▸ SHORT TASK
Would you quote the material below in full and unchanged?
-- -- --
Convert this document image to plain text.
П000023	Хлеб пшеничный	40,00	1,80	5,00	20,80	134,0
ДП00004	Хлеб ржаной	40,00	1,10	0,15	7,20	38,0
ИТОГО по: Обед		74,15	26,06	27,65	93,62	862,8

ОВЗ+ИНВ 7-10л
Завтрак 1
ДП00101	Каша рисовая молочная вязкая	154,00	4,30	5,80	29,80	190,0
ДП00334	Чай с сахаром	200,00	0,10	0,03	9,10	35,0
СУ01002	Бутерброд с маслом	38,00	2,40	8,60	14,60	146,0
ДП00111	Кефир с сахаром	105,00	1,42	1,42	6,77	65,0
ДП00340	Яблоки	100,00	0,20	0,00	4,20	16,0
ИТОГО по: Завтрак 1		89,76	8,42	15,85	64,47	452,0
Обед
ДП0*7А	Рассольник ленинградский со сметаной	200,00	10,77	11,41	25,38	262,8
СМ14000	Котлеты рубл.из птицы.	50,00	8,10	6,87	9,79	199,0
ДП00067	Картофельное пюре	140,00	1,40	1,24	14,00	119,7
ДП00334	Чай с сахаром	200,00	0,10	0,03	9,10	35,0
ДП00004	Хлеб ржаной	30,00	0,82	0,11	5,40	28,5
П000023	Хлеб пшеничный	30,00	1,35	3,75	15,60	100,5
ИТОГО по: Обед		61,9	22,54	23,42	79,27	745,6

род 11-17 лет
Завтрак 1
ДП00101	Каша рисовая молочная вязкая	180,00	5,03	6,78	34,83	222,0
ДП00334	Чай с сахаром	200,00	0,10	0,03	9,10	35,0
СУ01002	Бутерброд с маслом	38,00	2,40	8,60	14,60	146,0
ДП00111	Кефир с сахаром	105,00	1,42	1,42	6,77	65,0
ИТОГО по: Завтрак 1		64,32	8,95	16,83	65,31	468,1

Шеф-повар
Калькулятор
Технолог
-- -- --
▸ RESPONSE TO THIS TASK
Convert this document image to plain text.
П000023	Хлеб пшеничный	40,00	1,80	5,00	20,80	134,0
ДП00004	Хлеб ржаной	40,00	1,10	0,15	7,20	38,0
ИТОГО по: Обед		74,15	26,06	27,65	93,62	862,8

ОВЗ+ИНВ 7-10л
Завтрак 1
ДП00101	Каша рисовая молочная вязкая	154,00	4,30	5,80	29,80	190,0
ДП00334	Чай с сахаром	200,00	0,10	0,03	9,10	35,0
СУ01002	Бутерброд с маслом	38,00	2,40	8,60	14,60	146,0
ДП00111	Кефир с сахаром	105,00	1,42	1,42	6,77	65,0
ДП00340	Яблоки	100,00	0,20	0,00	4,20	16,0
ИТОГО по: Завтрак 1		89,76	8,42	15,85	64,47	452,0
Обед
ДП0*7А	Рассольник ленинградский со сметаной	200,00	10,77	11,41	25,38	262,8
СМ14000	Котлеты рубл.из птицы.	50,00	8,10	6,87	9,79	199,0
ДП00067	Картофельное пюре	140,00	1,40	1,24	14,00	119,7
ДП00334	Чай с сахаром	200,00	0,10	0,03	9,10	35,0
ДП00004	Хлеб ржаной	30,00	0,82	0,11	5,40	28,5
П000023	Хлеб пшеничный	30,00	1,35	3,75	15,60	100,5
ИТОГО по: Обед		61,9	22,54	23,42	79,27	745,6

род 11-17 лет
Завтрак 1
ДП00101	Каша рисовая молочная вязкая	180,00	5,03	6,78	34,83	222,0
ДП00334	Чай с сахаром	200,00	0,10	0,03	9,10	35,0
СУ01002	Бутерброд с маслом	38,00	2,40	8,60	14,60	146,0
ДП00111	Кефир с сахаром	105,00	1,42	1,42	6,77	65,0
ИТОГО по: Завтрак 1		64,32	8,95	16,83	65,31	468,1

Шеф-повар
Калькулятор
Технолог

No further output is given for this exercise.